Aim. In the entries that follow, count each line containing "content" and state the total, nothing more.

Records supplied.
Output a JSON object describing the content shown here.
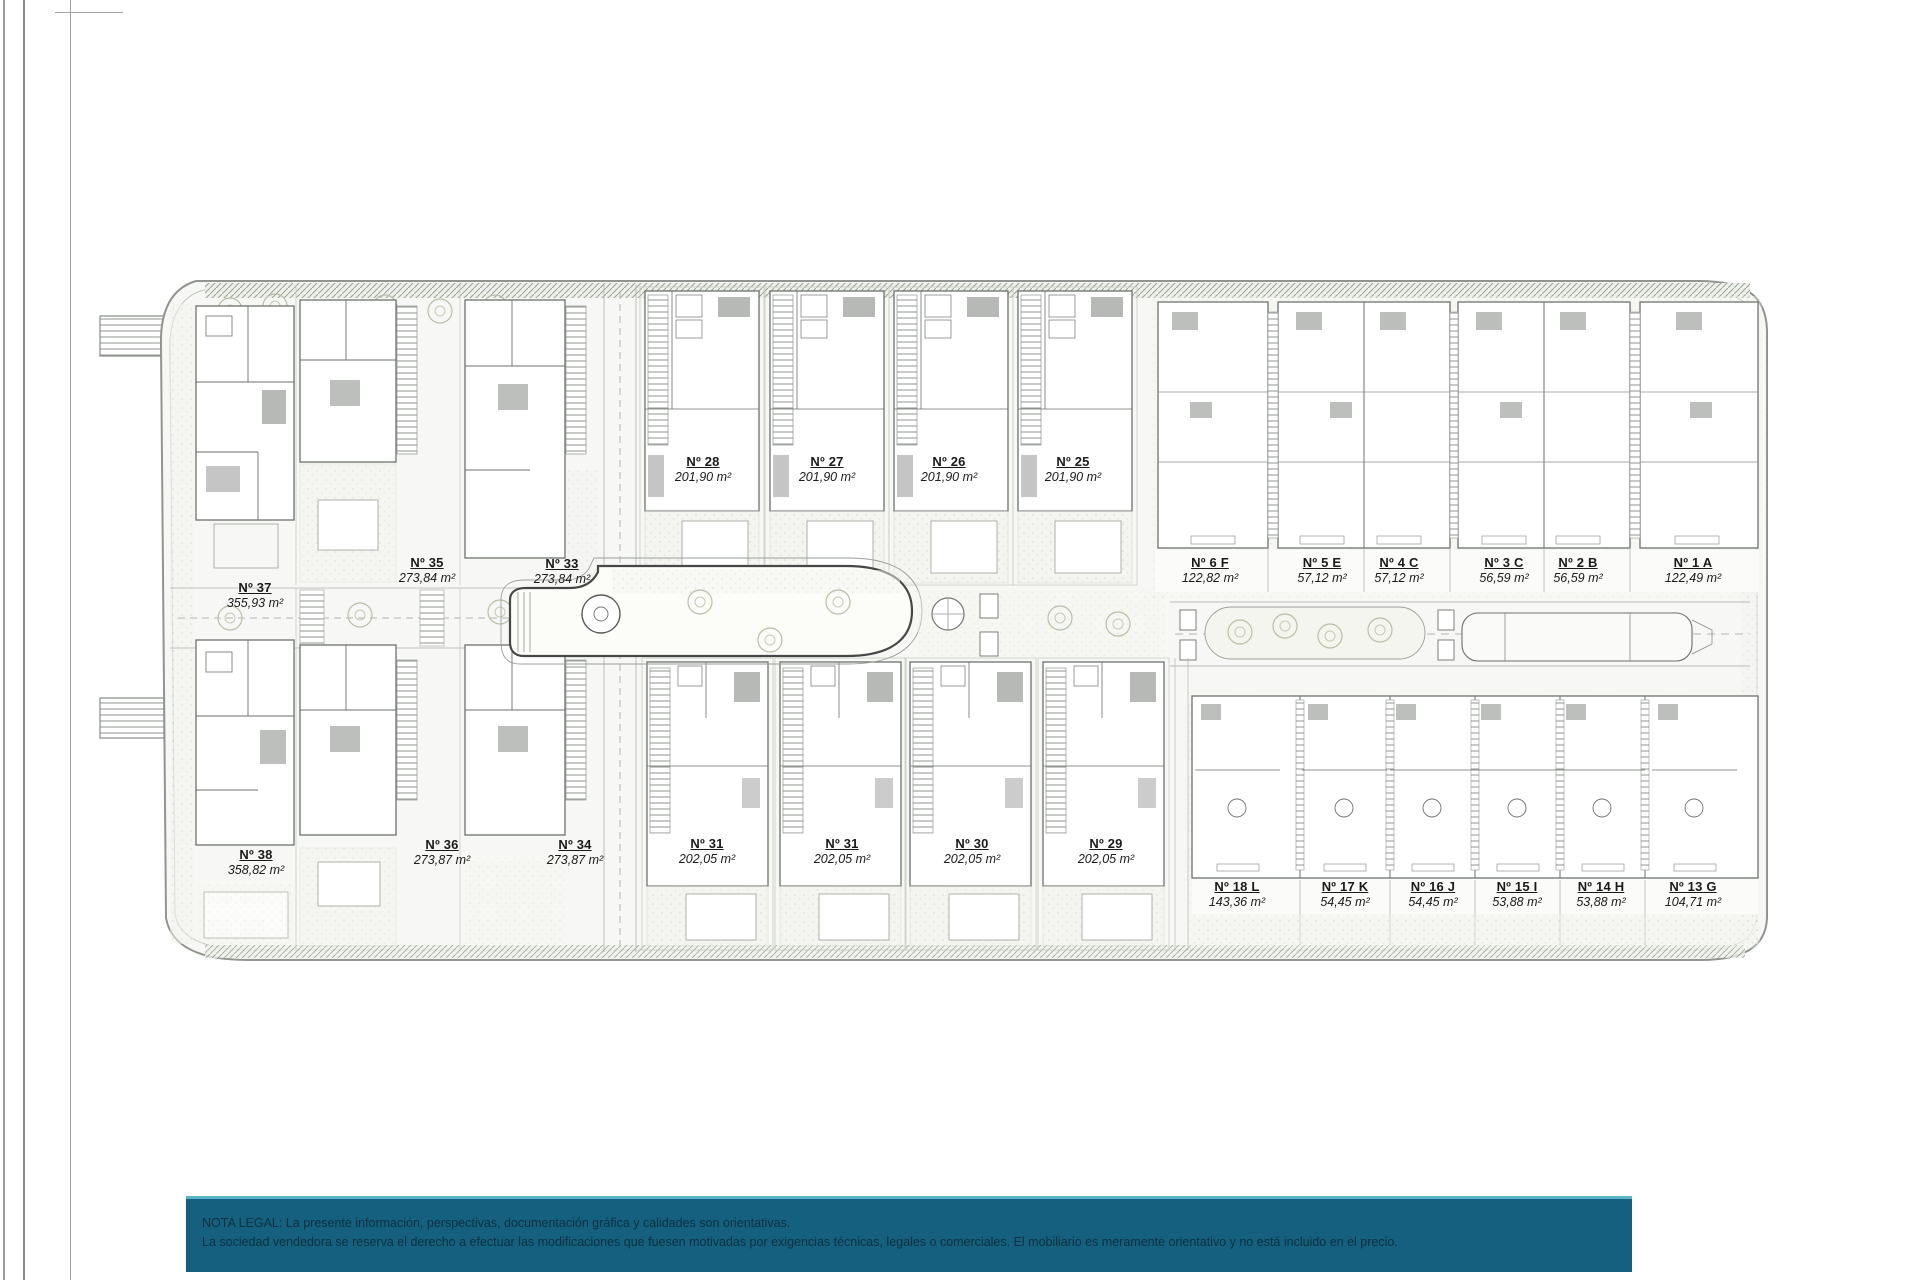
{
  "plan": {
    "units": [
      {
        "name": "Nº 37",
        "area": "355,93 m²",
        "x": 255,
        "y": 581
      },
      {
        "name": "Nº 35",
        "area": "273,84 m²",
        "x": 427,
        "y": 556
      },
      {
        "name": "Nº 33",
        "area": "273,84 m²",
        "x": 562,
        "y": 557
      },
      {
        "name": "Nº 28",
        "area": "201,90 m²",
        "x": 703,
        "y": 455
      },
      {
        "name": "Nº 27",
        "area": "201,90 m²",
        "x": 827,
        "y": 455
      },
      {
        "name": "Nº 26",
        "area": "201,90 m²",
        "x": 949,
        "y": 455
      },
      {
        "name": "Nº 25",
        "area": "201,90 m²",
        "x": 1073,
        "y": 455
      },
      {
        "name": "Nº 6 F",
        "area": "122,82 m²",
        "x": 1210,
        "y": 556
      },
      {
        "name": "Nº 5 E",
        "area": "57,12 m²",
        "x": 1322,
        "y": 556
      },
      {
        "name": "Nº 4 C",
        "area": "57,12 m²",
        "x": 1399,
        "y": 556
      },
      {
        "name": "Nº 3 C",
        "area": "56,59 m²",
        "x": 1504,
        "y": 556
      },
      {
        "name": "Nº 2 B",
        "area": "56,59 m²",
        "x": 1578,
        "y": 556
      },
      {
        "name": "Nº 1 A",
        "area": "122,49 m²",
        "x": 1693,
        "y": 556
      },
      {
        "name": "Nº 38",
        "area": "358,82 m²",
        "x": 256,
        "y": 848
      },
      {
        "name": "Nº 36",
        "area": "273,87 m²",
        "x": 442,
        "y": 838
      },
      {
        "name": "Nº 34",
        "area": "273,87 m²",
        "x": 575,
        "y": 838
      },
      {
        "name": "Nº 31",
        "area": "202,05 m²",
        "x": 707,
        "y": 837
      },
      {
        "name": "Nº 31",
        "area": "202,05 m²",
        "x": 842,
        "y": 837
      },
      {
        "name": "Nº 30",
        "area": "202,05 m²",
        "x": 972,
        "y": 837
      },
      {
        "name": "Nº 29",
        "area": "202,05 m²",
        "x": 1106,
        "y": 837
      },
      {
        "name": "Nº 18 L",
        "area": "143,36 m²",
        "x": 1237,
        "y": 880
      },
      {
        "name": "Nº 17 K",
        "area": "54,45 m²",
        "x": 1345,
        "y": 880
      },
      {
        "name": "Nº 16 J",
        "area": "54,45 m²",
        "x": 1433,
        "y": 880
      },
      {
        "name": "Nº 15 I",
        "area": "53,88 m²",
        "x": 1517,
        "y": 880
      },
      {
        "name": "Nº 14 H",
        "area": "53,88 m²",
        "x": 1601,
        "y": 880
      },
      {
        "name": "Nº 13 G",
        "area": "104,71 m²",
        "x": 1693,
        "y": 880
      }
    ]
  },
  "legal": {
    "line1": "NOTA LEGAL: La presente información, perspectivas, documentación gráfica y calidades son orientativas.",
    "line2": "La sociedad vendedora se reserva el derecho a efectuar las modificaciones que fuesen motivadas por exigencias técnicas, legales o comerciales. El mobiliario es meramente orientativo y no está incluido en el precio."
  },
  "colors": {
    "legal_bar_background": "#15607e",
    "legal_bar_top_border": "#5ab5c8",
    "legal_text": "#0c3040",
    "plan_lines": "#6d726d",
    "site_fill": "#f7f8f5",
    "site_boundary": "#90958f",
    "unit_label_text": "#1a1a1a"
  }
}
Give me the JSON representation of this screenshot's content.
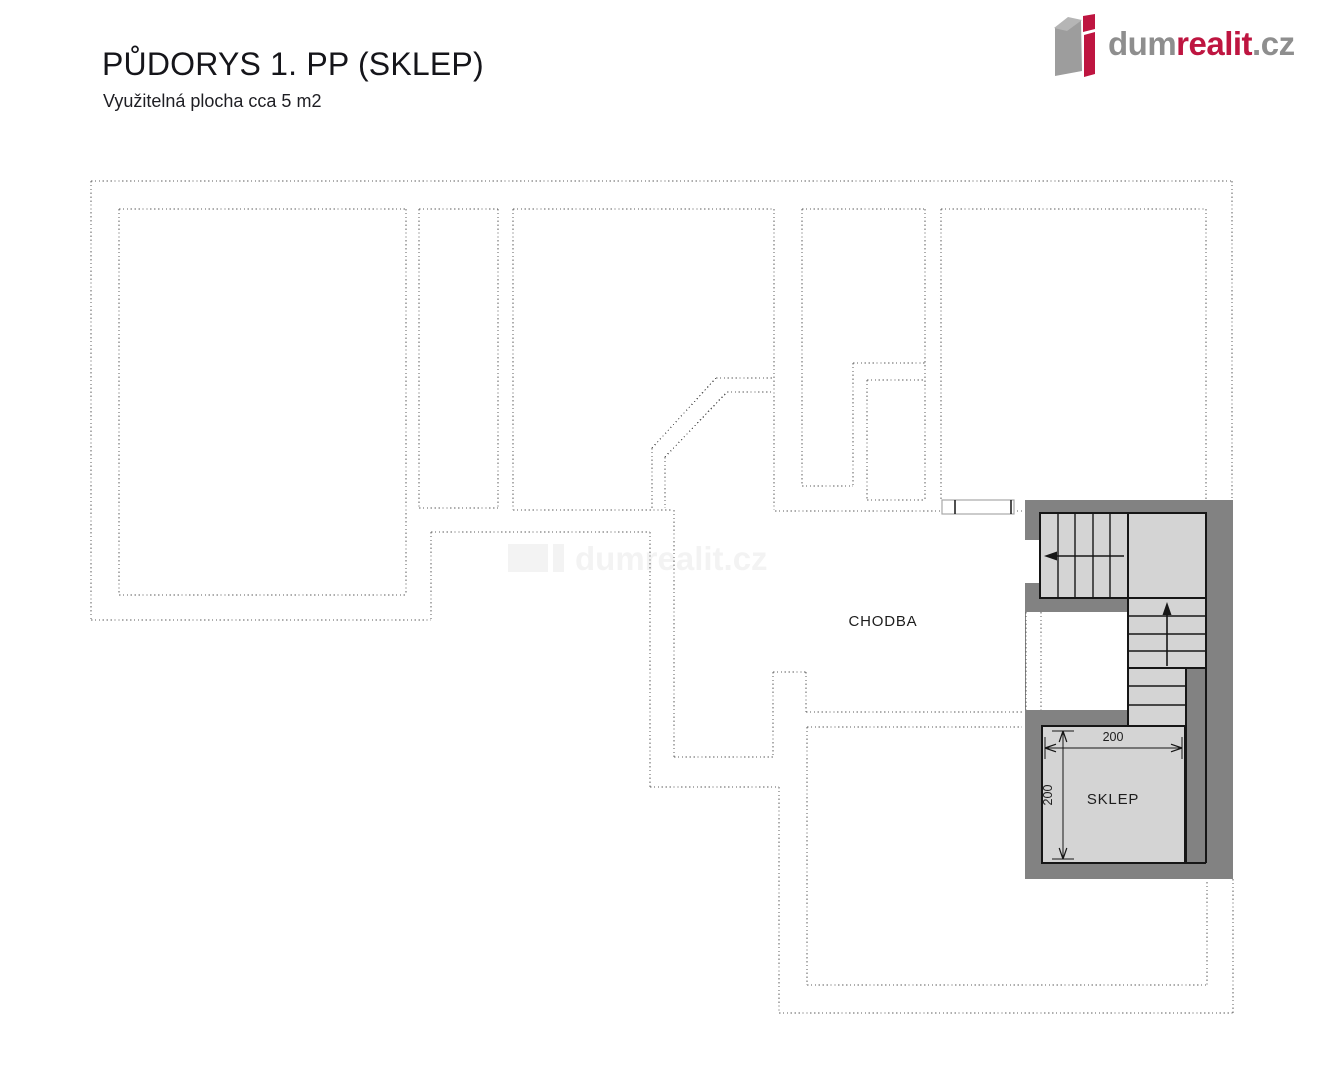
{
  "header": {
    "title": "PŮDORYS 1. PP (SKLEP)",
    "subtitle": "Využitelná plocha cca 5 m2"
  },
  "logo": {
    "part1": "dum",
    "part2": "realit",
    "part3": ".cz",
    "gray": "#8e8e8e",
    "red": "#be1540",
    "icon_body": "#9d9d9d",
    "icon_top": "#b5b5b5",
    "icon_red": "#be1540"
  },
  "watermark": {
    "text": "dumrealit.cz",
    "color": "#f3f3f3",
    "text_x": 575,
    "text_y": 570,
    "font_size": 33,
    "icon_rects": [
      [
        508,
        544,
        40,
        28
      ],
      [
        553,
        544,
        11,
        28
      ]
    ]
  },
  "plan": {
    "colors": {
      "dotted": "#5c5c5c",
      "wall": "#828282",
      "stair_fill": "#d4d4d4",
      "outline": "#161616",
      "white": "#ffffff",
      "door_stroke": "#a8a8a8",
      "label": "#1d1d1d"
    },
    "dotted_segments": [
      [
        91,
        181,
        1232,
        181
      ],
      [
        91,
        181,
        91,
        620
      ],
      [
        91,
        620,
        431,
        620
      ],
      [
        431,
        532,
        431,
        620
      ],
      [
        431,
        532,
        650,
        532
      ],
      [
        650,
        532,
        650,
        787
      ],
      [
        650,
        787,
        779,
        787
      ],
      [
        779,
        787,
        779,
        1013
      ],
      [
        779,
        1013,
        1233,
        1013
      ],
      [
        1233,
        879,
        1233,
        1013
      ],
      [
        1232,
        181,
        1232,
        500
      ],
      [
        119,
        209,
        406,
        209
      ],
      [
        119,
        209,
        119,
        595
      ],
      [
        119,
        595,
        406,
        595
      ],
      [
        406,
        209,
        406,
        595
      ],
      [
        419,
        209,
        498,
        209
      ],
      [
        419,
        209,
        419,
        508
      ],
      [
        419,
        508,
        498,
        508
      ],
      [
        498,
        209,
        498,
        508
      ],
      [
        513,
        209,
        774,
        209
      ],
      [
        513,
        209,
        513,
        510
      ],
      [
        774,
        209,
        774,
        510
      ],
      [
        716,
        378,
        774,
        378
      ],
      [
        727,
        392,
        774,
        392
      ],
      [
        652,
        448,
        716,
        378
      ],
      [
        665,
        457,
        727,
        392
      ],
      [
        652,
        448,
        652,
        508
      ],
      [
        665,
        457,
        665,
        508
      ],
      [
        513,
        510,
        673,
        510
      ],
      [
        674,
        510,
        674,
        757
      ],
      [
        674,
        757,
        773,
        757
      ],
      [
        773,
        672,
        773,
        757
      ],
      [
        773,
        672,
        806,
        672
      ],
      [
        806,
        672,
        806,
        712
      ],
      [
        806,
        712,
        1022,
        712
      ],
      [
        775,
        511,
        941,
        511
      ],
      [
        1013,
        511,
        1023,
        511
      ],
      [
        807,
        727,
        1022,
        727
      ],
      [
        807,
        727,
        807,
        985
      ],
      [
        807,
        985,
        1207,
        985
      ],
      [
        1207,
        882,
        1207,
        985
      ],
      [
        802,
        209,
        925,
        209
      ],
      [
        802,
        209,
        802,
        486
      ],
      [
        925,
        209,
        925,
        500
      ],
      [
        853,
        363,
        925,
        363
      ],
      [
        853,
        363,
        853,
        486
      ],
      [
        802,
        486,
        853,
        486
      ],
      [
        867,
        380,
        925,
        380
      ],
      [
        867,
        380,
        867,
        500
      ],
      [
        867,
        500,
        925,
        500
      ],
      [
        941,
        209,
        1206,
        209
      ],
      [
        941,
        209,
        941,
        500
      ],
      [
        1206,
        209,
        1206,
        500
      ]
    ],
    "wall_block": {
      "x": 1025,
      "y": 500,
      "w": 208,
      "h": 379
    },
    "white_cutouts": [
      {
        "x": 1026,
        "y": 612,
        "w": 102,
        "h": 98
      },
      {
        "x": 1025,
        "y": 540,
        "w": 15,
        "h": 43
      }
    ],
    "dotted_over": [
      [
        1026,
        612,
        1026,
        710
      ],
      [
        1041,
        612,
        1041,
        710
      ]
    ],
    "stair_rects": [
      {
        "x": 1040,
        "y": 513,
        "w": 88,
        "h": 85
      },
      {
        "x": 1128,
        "y": 513,
        "w": 78,
        "h": 85
      },
      {
        "x": 1128,
        "y": 598,
        "w": 78,
        "h": 70
      },
      {
        "x": 1128,
        "y": 668,
        "w": 58,
        "h": 58
      },
      {
        "x": 1042,
        "y": 726,
        "w": 143,
        "h": 137
      }
    ],
    "black_lines": [
      [
        1186,
        726,
        1186,
        863
      ],
      [
        1206,
        668,
        1206,
        863
      ],
      [
        1185,
        863,
        1206,
        863
      ]
    ],
    "tread_lines": [
      [
        1058,
        513,
        1058,
        598
      ],
      [
        1075,
        513,
        1075,
        598
      ],
      [
        1093,
        513,
        1093,
        598
      ],
      [
        1110,
        513,
        1110,
        598
      ],
      [
        1128,
        616,
        1206,
        616
      ],
      [
        1128,
        634,
        1206,
        634
      ],
      [
        1128,
        651,
        1206,
        651
      ],
      [
        1128,
        686,
        1186,
        686
      ],
      [
        1128,
        705,
        1186,
        705
      ]
    ],
    "arrows": [
      {
        "line": [
          1124,
          556,
          1052,
          556
        ],
        "head": "1044,556 1057,551.5 1057,560.5"
      },
      {
        "line": [
          1167,
          666,
          1167,
          612
        ],
        "head": "1167,602 1162.5,615 1171.5,615"
      }
    ],
    "door": {
      "x": 942,
      "y": 500,
      "w": 72,
      "h": 14,
      "ticks": [
        [
          955,
          500,
          955,
          514
        ],
        [
          1011,
          500,
          1011,
          514
        ]
      ]
    },
    "dims": {
      "lines": [
        [
          1045,
          748,
          1182,
          748
        ],
        [
          1063,
          731,
          1063,
          859
        ]
      ],
      "witness": [
        [
          1045,
          737,
          1045,
          759
        ],
        [
          1182,
          737,
          1182,
          759
        ],
        [
          1052,
          731,
          1074,
          731
        ],
        [
          1052,
          859,
          1074,
          859
        ]
      ],
      "head_lines": [
        [
          1045,
          748,
          1056,
          744.2
        ],
        [
          1045,
          748,
          1056,
          751.8
        ],
        [
          1182,
          748,
          1171,
          744.2
        ],
        [
          1182,
          748,
          1171,
          751.8
        ],
        [
          1063,
          731,
          1059.2,
          742
        ],
        [
          1063,
          731,
          1066.8,
          742
        ],
        [
          1063,
          859,
          1059.2,
          848
        ],
        [
          1063,
          859,
          1066.8,
          848
        ]
      ],
      "labels": [
        {
          "text": "200",
          "x": 1113,
          "y": 741,
          "rotate": 0
        },
        {
          "text": "200",
          "x": 1052,
          "y": 795,
          "rotate": -90
        }
      ]
    },
    "room_labels": [
      {
        "text": "CHODBA",
        "x": 883,
        "y": 626
      },
      {
        "text": "SKLEP",
        "x": 1113,
        "y": 804
      }
    ]
  }
}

Reply. 2